-- START OF Material for the task --
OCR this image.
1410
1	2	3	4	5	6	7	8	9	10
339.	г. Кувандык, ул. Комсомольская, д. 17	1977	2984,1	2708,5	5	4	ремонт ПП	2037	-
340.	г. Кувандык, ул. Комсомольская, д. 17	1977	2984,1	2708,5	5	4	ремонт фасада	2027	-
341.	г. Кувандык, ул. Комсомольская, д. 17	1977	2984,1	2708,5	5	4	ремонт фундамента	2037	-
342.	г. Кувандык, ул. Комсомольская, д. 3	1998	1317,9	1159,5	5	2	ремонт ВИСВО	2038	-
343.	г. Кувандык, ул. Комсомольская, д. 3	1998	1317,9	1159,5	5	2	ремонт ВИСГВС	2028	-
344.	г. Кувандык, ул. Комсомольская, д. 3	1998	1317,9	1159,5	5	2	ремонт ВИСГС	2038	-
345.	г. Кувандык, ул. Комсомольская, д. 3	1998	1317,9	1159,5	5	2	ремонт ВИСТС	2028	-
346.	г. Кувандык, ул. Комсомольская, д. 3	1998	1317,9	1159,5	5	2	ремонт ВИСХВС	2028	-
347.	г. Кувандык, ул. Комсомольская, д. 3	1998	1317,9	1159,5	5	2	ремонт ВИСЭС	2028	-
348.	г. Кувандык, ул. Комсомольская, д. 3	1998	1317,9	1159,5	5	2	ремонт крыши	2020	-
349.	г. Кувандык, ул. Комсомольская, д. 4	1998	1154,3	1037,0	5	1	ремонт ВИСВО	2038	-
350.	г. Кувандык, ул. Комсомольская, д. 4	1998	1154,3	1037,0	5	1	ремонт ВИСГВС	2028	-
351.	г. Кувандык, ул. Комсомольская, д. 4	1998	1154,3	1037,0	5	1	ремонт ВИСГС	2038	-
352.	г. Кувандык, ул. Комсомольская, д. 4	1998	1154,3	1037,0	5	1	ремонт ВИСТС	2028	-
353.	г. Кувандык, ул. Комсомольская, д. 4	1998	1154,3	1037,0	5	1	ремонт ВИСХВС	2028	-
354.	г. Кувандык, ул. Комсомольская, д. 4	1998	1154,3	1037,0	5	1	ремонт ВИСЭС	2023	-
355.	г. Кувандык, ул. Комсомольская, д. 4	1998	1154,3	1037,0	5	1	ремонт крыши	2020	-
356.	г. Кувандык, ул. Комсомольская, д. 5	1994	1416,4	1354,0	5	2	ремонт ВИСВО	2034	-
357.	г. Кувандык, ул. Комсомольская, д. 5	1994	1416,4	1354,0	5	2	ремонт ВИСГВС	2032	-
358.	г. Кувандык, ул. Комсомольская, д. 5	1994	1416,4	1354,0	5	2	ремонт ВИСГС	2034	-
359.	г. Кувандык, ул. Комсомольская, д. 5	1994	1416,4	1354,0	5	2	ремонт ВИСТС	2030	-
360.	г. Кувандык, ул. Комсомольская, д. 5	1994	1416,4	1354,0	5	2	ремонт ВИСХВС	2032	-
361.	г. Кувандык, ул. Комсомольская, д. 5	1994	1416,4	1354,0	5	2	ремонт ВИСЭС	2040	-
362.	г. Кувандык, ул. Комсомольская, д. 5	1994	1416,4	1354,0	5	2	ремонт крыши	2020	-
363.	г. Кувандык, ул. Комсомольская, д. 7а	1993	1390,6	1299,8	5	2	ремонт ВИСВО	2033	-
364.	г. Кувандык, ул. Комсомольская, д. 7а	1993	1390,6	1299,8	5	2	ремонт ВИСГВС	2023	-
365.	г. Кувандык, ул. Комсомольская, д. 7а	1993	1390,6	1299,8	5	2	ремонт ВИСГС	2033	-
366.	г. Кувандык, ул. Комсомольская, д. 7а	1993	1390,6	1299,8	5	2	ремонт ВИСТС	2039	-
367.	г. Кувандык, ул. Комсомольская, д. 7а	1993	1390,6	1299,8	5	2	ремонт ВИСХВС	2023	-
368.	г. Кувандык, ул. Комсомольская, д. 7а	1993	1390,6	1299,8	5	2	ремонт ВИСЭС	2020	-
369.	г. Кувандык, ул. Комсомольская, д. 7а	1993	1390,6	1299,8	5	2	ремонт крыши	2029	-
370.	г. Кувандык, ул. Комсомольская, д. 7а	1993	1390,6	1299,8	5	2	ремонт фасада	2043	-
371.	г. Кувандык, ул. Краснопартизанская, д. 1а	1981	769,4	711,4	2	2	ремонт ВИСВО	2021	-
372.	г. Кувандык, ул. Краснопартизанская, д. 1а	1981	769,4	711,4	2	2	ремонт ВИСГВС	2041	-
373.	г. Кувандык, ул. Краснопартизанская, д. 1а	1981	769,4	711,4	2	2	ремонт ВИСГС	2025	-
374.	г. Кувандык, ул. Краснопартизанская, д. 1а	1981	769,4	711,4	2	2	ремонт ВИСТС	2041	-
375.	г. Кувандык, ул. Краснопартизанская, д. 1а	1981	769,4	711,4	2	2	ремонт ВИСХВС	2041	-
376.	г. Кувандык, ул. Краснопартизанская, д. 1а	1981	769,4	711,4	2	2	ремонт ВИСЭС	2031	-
-- END OF Material for the task --
-- START OF Material for the task --
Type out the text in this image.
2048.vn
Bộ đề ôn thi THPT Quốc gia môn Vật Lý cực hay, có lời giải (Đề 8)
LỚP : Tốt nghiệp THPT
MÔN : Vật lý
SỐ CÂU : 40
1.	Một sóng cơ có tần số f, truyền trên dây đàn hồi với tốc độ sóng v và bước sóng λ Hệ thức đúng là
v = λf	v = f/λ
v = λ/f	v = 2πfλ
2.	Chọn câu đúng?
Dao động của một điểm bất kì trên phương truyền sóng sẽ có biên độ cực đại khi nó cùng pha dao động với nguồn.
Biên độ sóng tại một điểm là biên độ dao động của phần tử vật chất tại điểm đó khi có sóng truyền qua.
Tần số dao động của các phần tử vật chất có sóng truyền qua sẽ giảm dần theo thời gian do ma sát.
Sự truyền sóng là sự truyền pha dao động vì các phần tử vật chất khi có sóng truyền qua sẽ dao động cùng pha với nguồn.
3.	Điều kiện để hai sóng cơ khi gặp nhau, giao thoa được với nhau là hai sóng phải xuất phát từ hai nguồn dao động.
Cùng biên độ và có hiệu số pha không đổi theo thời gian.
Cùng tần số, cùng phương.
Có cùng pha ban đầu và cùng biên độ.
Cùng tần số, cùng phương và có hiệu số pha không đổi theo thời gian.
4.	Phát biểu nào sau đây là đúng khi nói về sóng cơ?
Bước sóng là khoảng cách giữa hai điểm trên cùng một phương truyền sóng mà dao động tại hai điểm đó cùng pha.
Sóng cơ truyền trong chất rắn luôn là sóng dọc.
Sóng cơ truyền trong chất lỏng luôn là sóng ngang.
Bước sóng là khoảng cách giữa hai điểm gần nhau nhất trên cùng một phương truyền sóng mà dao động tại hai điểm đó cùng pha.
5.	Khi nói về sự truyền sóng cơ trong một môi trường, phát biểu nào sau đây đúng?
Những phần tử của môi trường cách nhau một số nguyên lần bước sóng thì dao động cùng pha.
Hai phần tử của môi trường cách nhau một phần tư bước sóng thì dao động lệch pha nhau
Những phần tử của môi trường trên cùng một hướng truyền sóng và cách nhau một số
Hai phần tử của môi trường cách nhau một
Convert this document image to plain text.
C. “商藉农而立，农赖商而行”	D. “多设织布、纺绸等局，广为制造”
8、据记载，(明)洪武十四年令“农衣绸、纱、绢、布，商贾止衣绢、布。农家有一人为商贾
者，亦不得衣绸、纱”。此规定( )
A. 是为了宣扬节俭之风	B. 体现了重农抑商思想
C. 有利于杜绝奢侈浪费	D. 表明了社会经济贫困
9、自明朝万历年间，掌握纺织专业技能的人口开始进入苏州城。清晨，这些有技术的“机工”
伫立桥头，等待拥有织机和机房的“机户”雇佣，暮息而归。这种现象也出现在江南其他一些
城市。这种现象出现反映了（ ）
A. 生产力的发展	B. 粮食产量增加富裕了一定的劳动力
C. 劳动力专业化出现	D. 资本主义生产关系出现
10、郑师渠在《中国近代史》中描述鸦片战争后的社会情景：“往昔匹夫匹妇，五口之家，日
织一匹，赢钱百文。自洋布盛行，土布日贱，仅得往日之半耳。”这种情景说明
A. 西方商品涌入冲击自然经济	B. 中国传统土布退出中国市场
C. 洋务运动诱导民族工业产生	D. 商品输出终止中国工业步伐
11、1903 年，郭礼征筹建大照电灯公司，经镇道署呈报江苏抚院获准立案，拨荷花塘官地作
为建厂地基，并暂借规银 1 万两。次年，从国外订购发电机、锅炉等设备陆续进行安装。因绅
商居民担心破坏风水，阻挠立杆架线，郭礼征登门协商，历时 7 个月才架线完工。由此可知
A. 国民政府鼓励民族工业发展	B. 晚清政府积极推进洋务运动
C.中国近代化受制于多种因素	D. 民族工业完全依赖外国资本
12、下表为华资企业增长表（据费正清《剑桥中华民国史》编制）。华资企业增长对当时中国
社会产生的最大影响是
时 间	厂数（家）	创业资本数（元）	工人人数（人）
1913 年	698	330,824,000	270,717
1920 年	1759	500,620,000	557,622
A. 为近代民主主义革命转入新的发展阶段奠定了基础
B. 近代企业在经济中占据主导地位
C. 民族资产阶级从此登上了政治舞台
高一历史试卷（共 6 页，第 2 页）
-- END OF Material for the task --
§ Directions for this task:
Using the entries above, tally how many lines have the word "trường" in them; write the number and nothing more.

§ Task response:
5